What you are asked to do: Retype the records below word for word and omit any image.

Exercise material:
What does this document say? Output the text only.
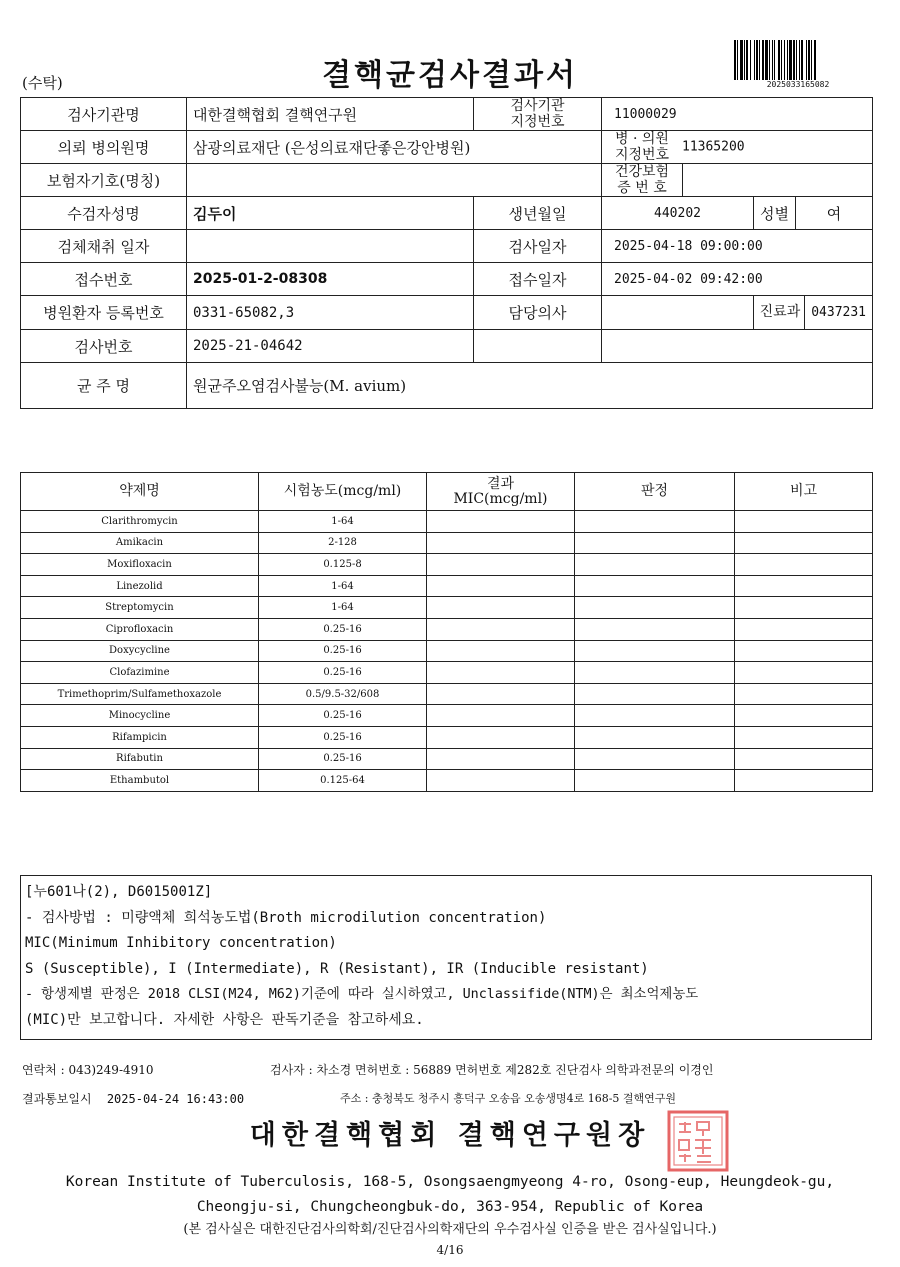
(수탁)	결핵균검사결과서	2025033165082
검사기관명	대한결핵협회 결핵연구원	검사기관
지정번호	11000029		
의뢰 병의원명	삼광의료재단 (은성의료재단좋은강안병원)		병 · 의원
지정번호 11365200		
보험자기호(명칭)			건강보험
증 번 호		
수검자성명	김두이	생년월일	440202	성별	여
검체채취 일자		검사일자	2025-04-18 09:00:00		
접수번호	2025-01-2-08308	접수일자	2025-04-02 09:42:00		
병원환자 등록번호	0331-65082,3	담당의사		진료과 0437231	
검사번호	2025-21-04642				
균 주 명	원균주오염검사불능(M. avium)				
약제명	시험농도(mcg/ml)	결과
MIC(mcg/ml)	판정	비고
Clarithromycin	1-64			
Amikacin	2-128			
Moxifloxacin	0.125-8			
Linezolid	1-64			
Streptomycin	1-64			
Ciprofloxacin	0.25-16			
Doxycycline	0.25-16			
Clofazimine	0.25-16			
Trimethoprim/Sulfamethoxazole	0.5/9.5-32/608			
Minocycline	0.25-16			
Rifampicin	0.25-16			
Rifabutin	0.25-16			
Ethambutol	0.125-64			
[누601나(2), D6015001Z]
- 검사방법 : 미량액체 희석농도법(Broth microdilution concentration)
MIC(Minimum Inhibitory concentration)
S (Susceptible), I (Intermediate), R (Resistant), IR (Inducible resistant)
- 항생제별 판정은 2018 CLSI(M24, M62)기준에 따라 실시하였고, Unclassifide(NTM)은 최소억제농도
(MIC)만 보고합니다. 자세한 사항은 판독기준을 참고하세요.
연락처 : 043)249-4910	검사자 : 차소경 면허번호 : 56889 면허번호 제282호 진단검사 의학과전문의 이경인
결과통보일시 2025-04-24 16:43:00	주소 : 충청북도 청주시 흥덕구 오송읍 오송생명4로 168-5 결핵연구원
대한결핵협회 결핵연구원장
Korean Institute of Tuberculosis, 168-5, Osongsaengmyeong 4-ro, Osong-eup, Heungdeok-gu,
Cheongju-si, Chungcheongbuk-do, 363-954, Republic of Korea
(본 검사실은 대한진단검사의학회/진단검사의학재단의 우수검사실 인증을 받은 검사실입니다.)
4/16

Result of this exercise:
What does this document say? Output the text only.
(수탁)	결핵균검사결과서	2025033165082
검사기관명	대한결핵협회 결핵연구원	검사기관
지정번호	11000029		
의뢰 병의원명	삼광의료재단 (은성의료재단좋은강안병원)		병 · 의원
지정번호 11365200		
보험자기호(명칭)			건강보험
증 번 호		
수검자성명	김두이	생년월일	440202	성별	여
검체채취 일자		검사일자	2025-04-18 09:00:00		
접수번호	2025-01-2-08308	접수일자	2025-04-02 09:42:00		
병원환자 등록번호	0331-65082,3	담당의사		진료과 0437231	
검사번호	2025-21-04642				
균 주 명	원균주오염검사불능(M. avium)				
약제명	시험농도(mcg/ml)	결과
MIC(mcg/ml)	판정	비고
Clarithromycin	1-64			
Amikacin	2-128			
Moxifloxacin	0.125-8			
Linezolid	1-64			
Streptomycin	1-64			
Ciprofloxacin	0.25-16			
Doxycycline	0.25-16			
Clofazimine	0.25-16			
Trimethoprim/Sulfamethoxazole	0.5/9.5-32/608			
Minocycline	0.25-16			
Rifampicin	0.25-16			
Rifabutin	0.25-16			
Ethambutol	0.125-64			
[누601나(2), D6015001Z]
- 검사방법 : 미량액체 희석농도법(Broth microdilution concentration)
MIC(Minimum Inhibitory concentration)
S (Susceptible), I (Intermediate), R (Resistant), IR (Inducible resistant)
- 항생제별 판정은 2018 CLSI(M24, M62)기준에 따라 실시하였고, Unclassifide(NTM)은 최소억제농도
(MIC)만 보고합니다. 자세한 사항은 판독기준을 참고하세요.
연락처 : 043)249-4910	검사자 : 차소경 면허번호 : 56889 면허번호 제282호 진단검사 의학과전문의 이경인
결과통보일시 2025-04-24 16:43:00	주소 : 충청북도 청주시 흥덕구 오송읍 오송생명4로 168-5 결핵연구원
대한결핵협회 결핵연구원장
Korean Institute of Tuberculosis, 168-5, Osongsaengmyeong 4-ro, Osong-eup, Heungdeok-gu,
Cheongju-si, Chungcheongbuk-do, 363-954, Republic of Korea
(본 검사실은 대한진단검사의학회/진단검사의학재단의 우수검사실 인증을 받은 검사실입니다.)
4/16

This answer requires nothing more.